### TASK
Only the lines from the one containing "Give me a plain-text" through the last line below should be written out, exactly and with both ends kept.

(Rows from a dataset)

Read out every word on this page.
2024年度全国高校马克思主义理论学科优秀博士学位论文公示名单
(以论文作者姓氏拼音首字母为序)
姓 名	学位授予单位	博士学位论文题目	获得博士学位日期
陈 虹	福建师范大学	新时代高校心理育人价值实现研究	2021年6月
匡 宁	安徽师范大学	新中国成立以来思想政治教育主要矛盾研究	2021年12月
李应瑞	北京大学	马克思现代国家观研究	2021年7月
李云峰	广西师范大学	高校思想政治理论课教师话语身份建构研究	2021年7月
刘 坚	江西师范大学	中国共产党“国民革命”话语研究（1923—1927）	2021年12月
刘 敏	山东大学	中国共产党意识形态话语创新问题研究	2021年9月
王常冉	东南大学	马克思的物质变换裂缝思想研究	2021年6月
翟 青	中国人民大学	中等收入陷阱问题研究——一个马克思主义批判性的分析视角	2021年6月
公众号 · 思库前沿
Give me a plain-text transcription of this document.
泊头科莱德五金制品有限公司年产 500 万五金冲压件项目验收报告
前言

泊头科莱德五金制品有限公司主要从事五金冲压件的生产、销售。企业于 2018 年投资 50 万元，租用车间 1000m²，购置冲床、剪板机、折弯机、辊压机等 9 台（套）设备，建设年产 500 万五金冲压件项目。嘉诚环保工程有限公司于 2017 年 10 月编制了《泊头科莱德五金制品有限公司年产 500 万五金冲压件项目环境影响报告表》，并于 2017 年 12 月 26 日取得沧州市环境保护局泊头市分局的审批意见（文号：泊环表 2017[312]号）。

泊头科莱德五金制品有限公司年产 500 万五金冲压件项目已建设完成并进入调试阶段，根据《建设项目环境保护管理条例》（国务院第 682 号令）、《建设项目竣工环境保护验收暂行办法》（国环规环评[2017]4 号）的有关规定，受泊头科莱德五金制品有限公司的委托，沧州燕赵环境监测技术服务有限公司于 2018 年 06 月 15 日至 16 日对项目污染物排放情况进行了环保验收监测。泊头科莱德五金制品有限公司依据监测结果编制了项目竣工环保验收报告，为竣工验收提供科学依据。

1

### EXPECTED ANSWER
Give me a plain-text transcription of this document.
泊头科莱德五金制品有限公司年产 500 万五金冲压件项目验收报告
前言

泊头科莱德五金制品有限公司主要从事五金冲压件的生产、销售。企业于 2018 年投资 50 万元，租用车间 1000m²，购置冲床、剪板机、折弯机、辊压机等 9 台（套）设备，建设年产 500 万五金冲压件项目。嘉诚环保工程有限公司于 2017 年 10 月编制了《泊头科莱德五金制品有限公司年产 500 万五金冲压件项目环境影响报告表》，并于 2017 年 12 月 26 日取得沧州市环境保护局泊头市分局的审批意见（文号：泊环表 2017[312]号）。

泊头科莱德五金制品有限公司年产 500 万五金冲压件项目已建设完成并进入调试阶段，根据《建设项目环境保护管理条例》（国务院第 682 号令）、《建设项目竣工环境保护验收暂行办法》（国环规环评[2017]4 号）的有关规定，受泊头科莱德五金制品有限公司的委托，沧州燕赵环境监测技术服务有限公司于 2018 年 06 月 15 日至 16 日对项目污染物排放情况进行了环保验收监测。泊头科莱德五金制品有限公司依据监测结果编制了项目竣工环保验收报告，为竣工验收提供科学依据。

1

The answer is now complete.